*Set task*: In this exercise, reproduce all the entries that follow exactly.

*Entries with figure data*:
───

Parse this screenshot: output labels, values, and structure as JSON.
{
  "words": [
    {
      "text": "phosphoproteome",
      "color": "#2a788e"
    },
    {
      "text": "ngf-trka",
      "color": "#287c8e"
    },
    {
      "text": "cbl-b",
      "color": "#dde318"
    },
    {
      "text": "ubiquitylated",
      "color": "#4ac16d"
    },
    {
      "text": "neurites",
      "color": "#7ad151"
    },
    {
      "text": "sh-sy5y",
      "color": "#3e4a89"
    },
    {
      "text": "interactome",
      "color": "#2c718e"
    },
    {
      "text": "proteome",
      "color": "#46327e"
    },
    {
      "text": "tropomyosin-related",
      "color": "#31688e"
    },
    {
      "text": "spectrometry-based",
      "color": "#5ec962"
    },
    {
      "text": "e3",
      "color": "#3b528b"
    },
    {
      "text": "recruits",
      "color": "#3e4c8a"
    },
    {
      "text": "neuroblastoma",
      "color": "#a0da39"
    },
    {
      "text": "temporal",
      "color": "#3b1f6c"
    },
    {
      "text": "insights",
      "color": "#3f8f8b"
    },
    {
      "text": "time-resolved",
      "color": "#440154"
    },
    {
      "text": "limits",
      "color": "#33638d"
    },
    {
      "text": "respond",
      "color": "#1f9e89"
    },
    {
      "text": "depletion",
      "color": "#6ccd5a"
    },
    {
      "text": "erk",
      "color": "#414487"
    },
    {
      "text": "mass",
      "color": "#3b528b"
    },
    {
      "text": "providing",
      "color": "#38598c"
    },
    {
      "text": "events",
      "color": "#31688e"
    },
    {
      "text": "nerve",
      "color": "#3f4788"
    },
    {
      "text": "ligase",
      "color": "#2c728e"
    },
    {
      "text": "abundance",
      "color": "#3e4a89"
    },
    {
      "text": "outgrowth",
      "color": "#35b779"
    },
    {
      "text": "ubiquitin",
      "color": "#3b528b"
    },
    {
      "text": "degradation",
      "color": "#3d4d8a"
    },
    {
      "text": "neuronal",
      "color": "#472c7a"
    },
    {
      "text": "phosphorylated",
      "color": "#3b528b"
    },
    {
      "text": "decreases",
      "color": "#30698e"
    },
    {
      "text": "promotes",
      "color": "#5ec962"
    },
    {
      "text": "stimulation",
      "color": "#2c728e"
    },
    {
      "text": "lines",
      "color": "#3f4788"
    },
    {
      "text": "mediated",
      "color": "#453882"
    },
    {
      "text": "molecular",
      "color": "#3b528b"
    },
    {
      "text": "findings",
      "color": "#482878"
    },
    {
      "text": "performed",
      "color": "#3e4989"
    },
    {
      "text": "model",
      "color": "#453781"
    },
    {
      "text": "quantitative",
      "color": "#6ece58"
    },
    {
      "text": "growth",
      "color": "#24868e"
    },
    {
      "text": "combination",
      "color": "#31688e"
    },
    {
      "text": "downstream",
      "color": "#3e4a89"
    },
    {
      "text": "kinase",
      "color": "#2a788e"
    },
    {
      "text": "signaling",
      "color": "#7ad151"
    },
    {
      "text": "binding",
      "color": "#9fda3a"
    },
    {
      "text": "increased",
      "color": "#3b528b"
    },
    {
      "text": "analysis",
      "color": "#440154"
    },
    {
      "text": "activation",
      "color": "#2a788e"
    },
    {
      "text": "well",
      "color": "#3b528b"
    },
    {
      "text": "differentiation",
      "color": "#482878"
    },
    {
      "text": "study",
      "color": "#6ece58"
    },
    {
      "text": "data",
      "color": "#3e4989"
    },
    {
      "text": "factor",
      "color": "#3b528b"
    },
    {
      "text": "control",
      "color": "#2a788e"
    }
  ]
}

───

*Answer in full*:
Parse this screenshot: output labels, values, and structure as JSON.
{
  "words": [
    {
      "text": "phosphoproteome",
      "color": "#2a788e"
    },
    {
      "text": "ngf-trka",
      "color": "#287c8e"
    },
    {
      "text": "cbl-b",
      "color": "#dde318"
    },
    {
      "text": "ubiquitylated",
      "color": "#4ac16d"
    },
    {
      "text": "neurites",
      "color": "#7ad151"
    },
    {
      "text": "sh-sy5y",
      "color": "#3e4a89"
    },
    {
      "text": "interactome",
      "color": "#2c718e"
    },
    {
      "text": "proteome",
      "color": "#46327e"
    },
    {
      "text": "tropomyosin-related",
      "color": "#31688e"
    },
    {
      "text": "spectrometry-based",
      "color": "#5ec962"
    },
    {
      "text": "e3",
      "color": "#3b528b"
    },
    {
      "text": "recruits",
      "color": "#3e4c8a"
    },
    {
      "text": "neuroblastoma",
      "color": "#a0da39"
    },
    {
      "text": "temporal",
      "color": "#3b1f6c"
    },
    {
      "text": "insights",
      "color": "#3f8f8b"
    },
    {
      "text": "time-resolved",
      "color": "#440154"
    },
    {
      "text": "limits",
      "color": "#33638d"
    },
    {
      "text": "respond",
      "color": "#1f9e89"
    },
    {
      "text": "depletion",
      "color": "#6ccd5a"
    },
    {
      "text": "erk",
      "color": "#414487"
    },
    {
      "text": "mass",
      "color": "#3b528b"
    },
    {
      "text": "providing",
      "color": "#38598c"
    },
    {
      "text": "events",
      "color": "#31688e"
    },
    {
      "text": "nerve",
      "color": "#3f4788"
    },
    {
      "text": "ligase",
      "color": "#2c728e"
    },
    {
      "text": "abundance",
      "color": "#3e4a89"
    },
    {
      "text": "outgrowth",
      "color": "#35b779"
    },
    {
      "text": "ubiquitin",
      "color": "#3b528b"
    },
    {
      "text": "degradation",
      "color": "#3d4d8a"
    },
    {
      "text": "neuronal",
      "color": "#472c7a"
    },
    {
      "text": "phosphorylated",
      "color": "#3b528b"
    },
    {
      "text": "decreases",
      "color": "#30698e"
    },
    {
      "text": "promotes",
      "color": "#5ec962"
    },
    {
      "text": "stimulation",
      "color": "#2c728e"
    },
    {
      "text": "lines",
      "color": "#3f4788"
    },
    {
      "text": "mediated",
      "color": "#453882"
    },
    {
      "text": "molecular",
      "color": "#3b528b"
    },
    {
      "text": "findings",
      "color": "#482878"
    },
    {
      "text": "performed",
      "color": "#3e4989"
    },
    {
      "text": "model",
      "color": "#453781"
    },
    {
      "text": "quantitative",
      "color": "#6ece58"
    },
    {
      "text": "growth",
      "color": "#24868e"
    },
    {
      "text": "combination",
      "color": "#31688e"
    },
    {
      "text": "downstream",
      "color": "#3e4a89"
    },
    {
      "text": "kinase",
      "color": "#2a788e"
    },
    {
      "text": "signaling",
      "color": "#7ad151"
    },
    {
      "text": "binding",
      "color": "#9fda3a"
    },
    {
      "text": "increased",
      "color": "#3b528b"
    },
    {
      "text": "analysis",
      "color": "#440154"
    },
    {
      "text": "activation",
      "color": "#2a788e"
    },
    {
      "text": "well",
      "color": "#3b528b"
    },
    {
      "text": "differentiation",
      "color": "#482878"
    },
    {
      "text": "study",
      "color": "#6ece58"
    },
    {
      "text": "data",
      "color": "#3e4989"
    },
    {
      "text": "factor",
      "color": "#3b528b"
    },
    {
      "text": "control",
      "color": "#2a788e"
    }
  ]
}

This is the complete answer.